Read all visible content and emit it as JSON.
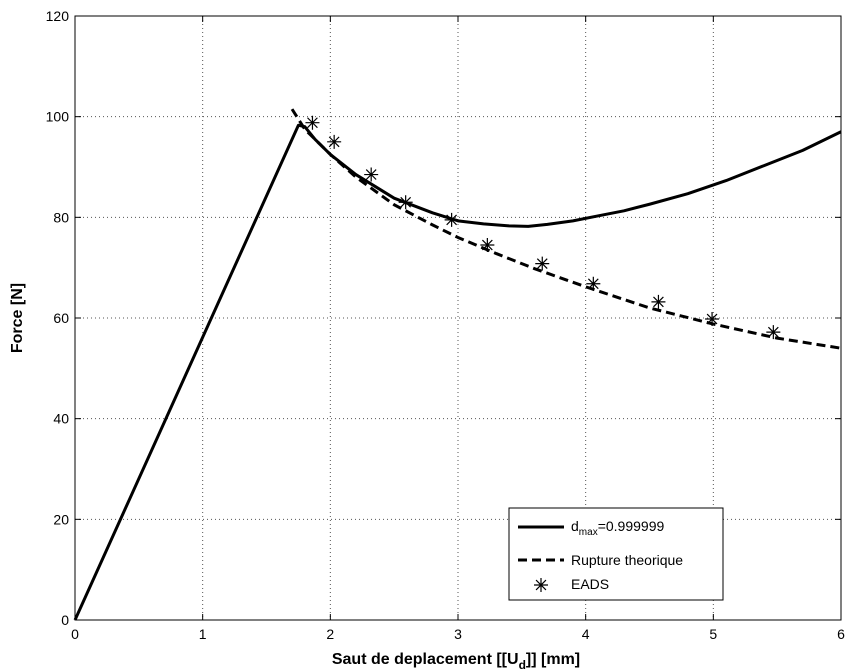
{
  "chart_data": {
    "type": "line",
    "title": "",
    "xlabel_parts": [
      "Saut de deplacement [[U",
      "d",
      "]] [mm]"
    ],
    "ylabel": "Force [N]",
    "xlim": [
      0,
      6
    ],
    "ylim": [
      0,
      120
    ],
    "xticks": [
      0,
      1,
      2,
      3,
      4,
      5,
      6
    ],
    "yticks": [
      0,
      20,
      40,
      60,
      80,
      100,
      120
    ],
    "grid": true,
    "legend_position": "bottom-right",
    "series": [
      {
        "name_parts": [
          "d",
          "max",
          "=0.999999"
        ],
        "style": "solid",
        "x": [
          0,
          1.75,
          1.8,
          1.88,
          2.0,
          2.2,
          2.5,
          2.8,
          3.0,
          3.2,
          3.4,
          3.55,
          3.7,
          3.9,
          4.1,
          4.3,
          4.5,
          4.8,
          5.1,
          5.4,
          5.7,
          6.0
        ],
        "y": [
          0,
          98.3,
          98.0,
          95.5,
          92.5,
          88.5,
          83.8,
          80.9,
          79.3,
          78.7,
          78.3,
          78.2,
          78.6,
          79.3,
          80.3,
          81.3,
          82.6,
          84.7,
          87.3,
          90.3,
          93.3,
          97.0
        ]
      },
      {
        "name": "Rupture theorique",
        "style": "dashed",
        "x": [
          1.7,
          1.8,
          2.0,
          2.2,
          2.5,
          2.8,
          3.0,
          3.3,
          3.6,
          4.0,
          4.5,
          5.0,
          5.5,
          6.0
        ],
        "y": [
          101.5,
          97.5,
          92.5,
          88.0,
          82.5,
          78.5,
          76.0,
          72.8,
          69.8,
          66.2,
          62.0,
          58.8,
          56.0,
          54.0
        ]
      },
      {
        "name": "EADS",
        "style": "marker",
        "x": [
          1.86,
          2.03,
          2.32,
          2.59,
          2.95,
          3.23,
          3.66,
          4.06,
          4.57,
          4.99,
          5.47
        ],
        "y": [
          98.8,
          95.0,
          88.5,
          83.0,
          79.5,
          74.5,
          70.8,
          66.8,
          63.2,
          59.8,
          57.2
        ]
      }
    ]
  }
}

───

■ Work required: Without the pictures, return the entries exactly as they appear.

■ Solution:
Read all visible content and emit it as JSON.
{
  "chart_data": {
    "type": "line",
    "title": "",
    "xlabel_parts": [
      "Saut de deplacement [[U",
      "d",
      "]] [mm]"
    ],
    "ylabel": "Force [N]",
    "xlim": [
      0,
      6
    ],
    "ylim": [
      0,
      120
    ],
    "xticks": [
      0,
      1,
      2,
      3,
      4,
      5,
      6
    ],
    "yticks": [
      0,
      20,
      40,
      60,
      80,
      100,
      120
    ],
    "grid": true,
    "legend_position": "bottom-right",
    "series": [
      {
        "name_parts": [
          "d",
          "max",
          "=0.999999"
        ],
        "style": "solid",
        "x": [
          0,
          1.75,
          1.8,
          1.88,
          2.0,
          2.2,
          2.5,
          2.8,
          3.0,
          3.2,
          3.4,
          3.55,
          3.7,
          3.9,
          4.1,
          4.3,
          4.5,
          4.8,
          5.1,
          5.4,
          5.7,
          6.0
        ],
        "y": [
          0,
          98.3,
          98.0,
          95.5,
          92.5,
          88.5,
          83.8,
          80.9,
          79.3,
          78.7,
          78.3,
          78.2,
          78.6,
          79.3,
          80.3,
          81.3,
          82.6,
          84.7,
          87.3,
          90.3,
          93.3,
          97.0
        ]
      },
      {
        "name": "Rupture theorique",
        "style": "dashed",
        "x": [
          1.7,
          1.8,
          2.0,
          2.2,
          2.5,
          2.8,
          3.0,
          3.3,
          3.6,
          4.0,
          4.5,
          5.0,
          5.5,
          6.0
        ],
        "y": [
          101.5,
          97.5,
          92.5,
          88.0,
          82.5,
          78.5,
          76.0,
          72.8,
          69.8,
          66.2,
          62.0,
          58.8,
          56.0,
          54.0
        ]
      },
      {
        "name": "EADS",
        "style": "marker",
        "x": [
          1.86,
          2.03,
          2.32,
          2.59,
          2.95,
          3.23,
          3.66,
          4.06,
          4.57,
          4.99,
          5.47
        ],
        "y": [
          98.8,
          95.0,
          88.5,
          83.0,
          79.5,
          74.5,
          70.8,
          66.8,
          63.2,
          59.8,
          57.2
        ]
      }
    ]
  }
}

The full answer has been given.